= Consignes =
[a] Dans l'article sur la crise en Tunisie, relevez chacun des indicateurs dont les prévisions « restent au rouge », avec la valeur attribuée à chacun.
[b] Prolongez l'article sur la crise en Tunisie au-delà de sa dernière phrase.

= Texte =
--- --- ---

Variations sur la crise en Tunisie
La Tunisie est en crise, qui le nierait? Mais sa vision est bien
plus sévère dans les têtes qu'elle ne l'est sur le plan de la réalité
économique. On le voit d'ailleurs avec l'agitation politicienne qui est bien la
preuve que la grave rupture d'équilibre dont on s'inquiète est moins dans les
grandeurs économiques que dans nos petitesses politiques.
La recette anti-crise de Jalloul Ayed
Une preuve en a été donnée par l'ancien ministre des Finances
Jalloul Ayed parlant dans le cadre de la conférence-débat organisée
mensuellement par l'Observatoire tunisien de la transition démocratique. Vendredi
dernier, elle avait pour thème : Economie de la Tunisie, état des lieux et
perspectives.
Notre expert y a estimé que l'économie du pays reste résistante et
dispose des atouts nécessaires pour sortir de la crise. Il a appelé à un
nouveau modèle de gouvernance avec le maintien de l'État en pièce maîtresse,
aussi bien en tant qu'employeur qu'investisseur, lui demandant de retrouver un
rôle moteur pour booster l'investissement, notamment marchand. Cela serait de
nature à apporter la solution espérée aux graves problèmes de notre économie qui restent le
chômage — des jeunes et notamment des diplômés — et le déséquilibre régional.
Il a insisté sur la nécessité d'encourager les investissements par
un partenariat innovant entre le privé et le public, la création d'un fonds
d'investissement dotant les entreprises tunisiennes d'un marché de fonds
propres et l'encouragement des petites, moyennes et très petites entreprises
qui représentent la quasi-totalité du tissu économique en Tunisie, employant
l'essentiel de la main-d'œuvre. Or, ces entreprises relèvent pour la plupart du
secteur informel, d'où l'urgence d'adapter le cadre juridique afin de
promouvoir des mesures d'incitation adéquates, notamment de microfinance et
microassurance, de nature à permettre la sortie au grand jour de ces
entreprises informelles.
S'agissant de la pression allant grandissant sur les finances
publiques, notre ancien ministre a conseillé d'encourager les exportations avec
une focalisation particulière sur celles à fort contenu technologique pour
passer enfin d'une économie de transformation à une économie de valeur ajoutée.
Grâce à de telles mesures, il a assuré que la Tunisie surmonterait ses
difficultés, même si les prévisions des indicateurs restent au rouge : déficit
budgétaire allant vers les 8% et devant les dépasser, déficit de la balance des
paiements probablement à 7%, taux d'inflation de 6,5 % et réserves de change
devant tomber encore loin des 102 jours d'importation actuellement.

--- --- ---

(Entrées à boîtes étiquetées)
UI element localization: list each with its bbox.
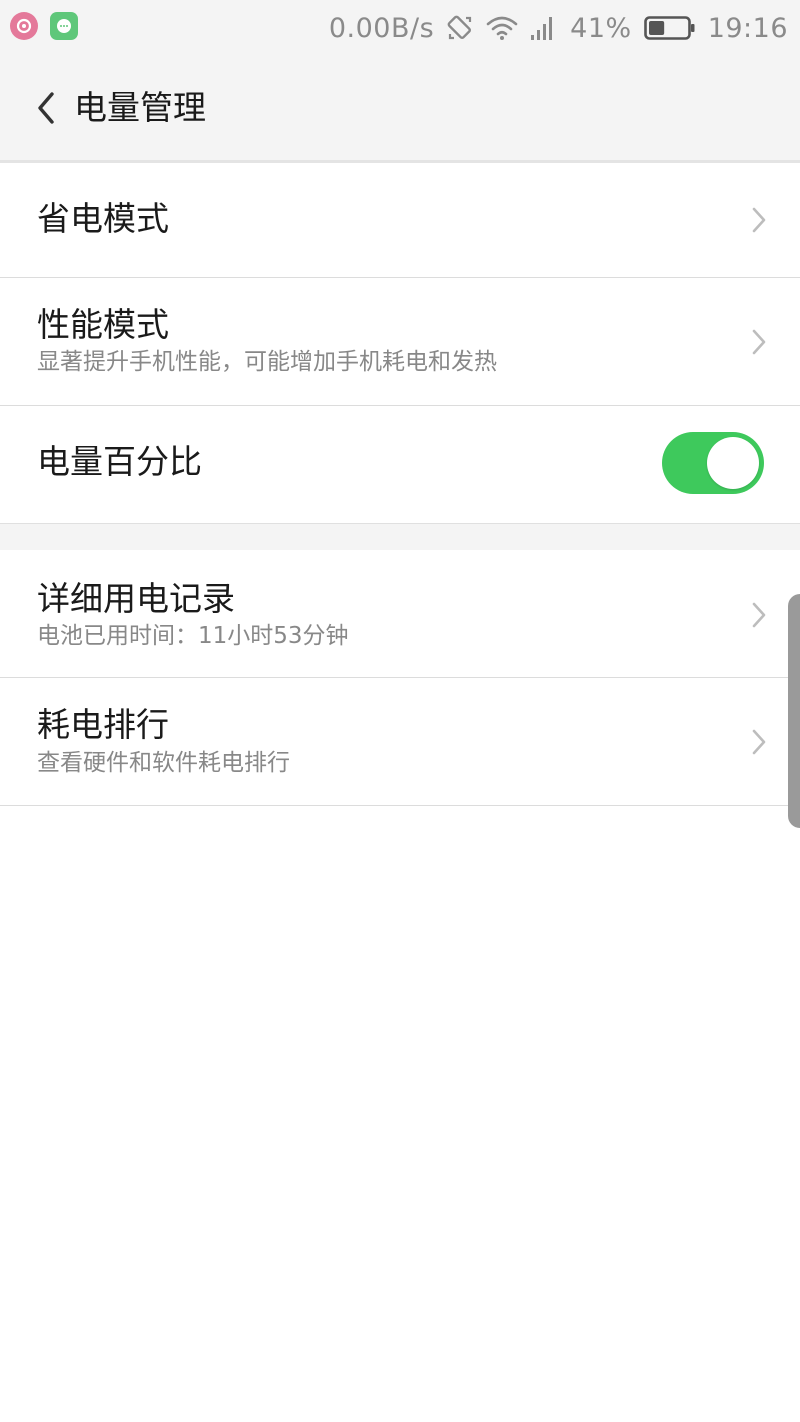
rotation-lock-icon — [446, 14, 474, 42]
music-app-icon — [10, 12, 38, 40]
power-ranking-title: 耗电排行 — [37, 705, 169, 744]
chevron-right-icon — [752, 329, 766, 355]
status-left-icons — [10, 12, 78, 40]
chevron-right-icon — [752, 602, 766, 628]
settings-group-2: 详细用电记录 电池已用时间：11小时53分钟 耗电排行 查看硬件和软件耗电排行 — [0, 550, 800, 806]
usage-record-title: 详细用电记录 — [37, 579, 235, 618]
performance-mode-title: 性能模式 — [37, 305, 169, 344]
battery-percentage-row: 电量百分比 — [0, 406, 800, 520]
cellular-signal-icon — [530, 15, 554, 41]
status-right-area: 0.00B/s 41% 19:16 — [329, 8, 788, 48]
status-bar: 0.00B/s 41% 19:16 — [0, 0, 800, 56]
back-button[interactable] — [26, 86, 66, 130]
power-saving-mode-row[interactable]: 省电模式 — [0, 163, 800, 278]
usage-record-subtitle: 电池已用时间：11小时53分钟 — [37, 623, 349, 649]
performance-mode-subtitle: 显著提升手机性能，可能增加手机耗电和发热 — [37, 349, 497, 375]
usage-record-row[interactable]: 详细用电记录 电池已用时间：11小时53分钟 — [0, 550, 800, 678]
scroll-handle[interactable] — [788, 594, 800, 828]
network-speed: 0.00B/s — [328, 12, 435, 44]
header-bar: 电量管理 — [0, 56, 800, 163]
performance-mode-row[interactable]: 性能模式 显著提升手机性能，可能增加手机耗电和发热 — [0, 278, 800, 406]
settings-group-1: 省电模式 性能模式 显著提升手机性能，可能增加手机耗电和发热 电量百分比 — [0, 163, 800, 520]
battery-percent: 41% — [570, 12, 632, 44]
chevron-right-icon — [752, 207, 766, 233]
chevron-right-icon — [752, 729, 766, 755]
battery-icon — [643, 15, 696, 41]
wifi-icon — [486, 15, 518, 41]
chevron-left-icon — [38, 92, 54, 124]
power-ranking-subtitle: 查看硬件和软件耗电排行 — [37, 750, 290, 776]
toggle-knob — [707, 437, 759, 489]
clock-time: 19:16 — [707, 12, 788, 44]
power-saving-mode-title: 省电模式 — [37, 199, 169, 238]
message-app-icon — [50, 12, 78, 40]
battery-percentage-toggle[interactable] — [662, 432, 764, 494]
battery-percentage-title: 电量百分比 — [37, 442, 202, 481]
page-title: 电量管理 — [74, 88, 206, 127]
section-divider — [0, 523, 800, 551]
power-ranking-row[interactable]: 耗电排行 查看硬件和软件耗电排行 — [0, 678, 800, 806]
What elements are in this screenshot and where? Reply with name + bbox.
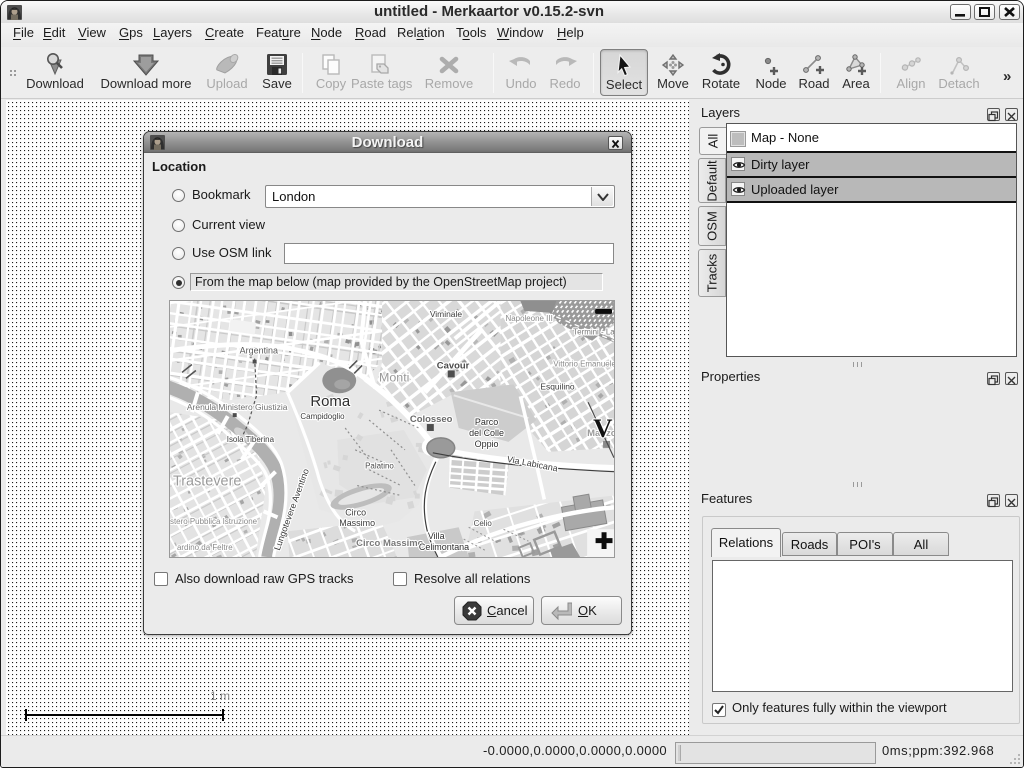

--- --- ---

= Réponses =
[a]
- Déficit budgétaire : allant vers les 8 % et devant les dépasser
- Déficit de la balance des paiements : probablement 7 %
- Taux d'inflation : 6,5 %
- Réserves de change : devant tomber encore loin des 102 jours d'importation actuellement

[b]
La crise n'est qu'un changement de paradigme
Si le tableau de la crise économique ainsi brossé par l'ancien
ministre est sombre, il n'est nullement désespéré. C'est ce qui confirme que la
crise, pour être la phase difficile que tout le monde redoute, est aussi une
étape décisive dans l'évolution inévitable d'un état fini vers un autre en
gestation.
Cela se vérifie de manière assez spectaculaire dans le
comportement de nos politiciens, même si le processus est toujours en cours,
avec le passage d'un donné ancien saturé vers un nouveau paradigme
transfigurant la pratique politique. Parler de la crise dans notre pays n'amène
donc pas nécessairement à verser dans le catastrophisme; Monsieur Ayed nous en
a bien donné la preuve.
De fait, il nous faut voir la crise pour ce qu'elle est : le
témoignage de ce changement de paradigme impliquant l'émergence de nouvelles
valeurs et de nouvelles manières d'être au monde et en société. Aujourd'hui, la
crise ne se réduit plus à une simple équation monétaire, examinée et traitée
avec les seuls concepts rationnels de l'analyse économique. En sciences
sociales, elle est appréhendée en tant phénomène global, un événement certes
surprenant et imprévu, mais inévitable qui doit autant au changement des
relations entre les générations et les classes sociales, les pays et les
continents, le Nord et le Sud ou encore les cultures différentes mais
complémentaires, qu'à la simple équation monétaire à laquelle d'aucuns veulent
réduire la crise.
C'est ce que vit notre pays, et c'est ce dont doivent prendre
conscience nos élites pour surmonter la situation actuelle et faire de la crise
que traverse le pays un passage réussi vers l'état de démocratie avérée qui
trotte dans les têtes de tout Tunisien. Et l'atout maître pour ce faire reste
la confiance, et d'abord celle du peuple en ses élites et dans l'avenir de son
pays. Seule une telle confiance remettra le pays au travail; et tout le monde
s'y mettra alors avec entrain.
Or, aucune mesure économique ne saurait ramener la confiance dans
l'avenir et la santé au pays si les élites dirigeantes continuent dans le même
temps à tout faire pour saper le moral du peuple par des attitudes dogmatiques
en violation même de la nature profonde du Tunisien faite de quiétude et
d'attachement à la liberté et à son originalité.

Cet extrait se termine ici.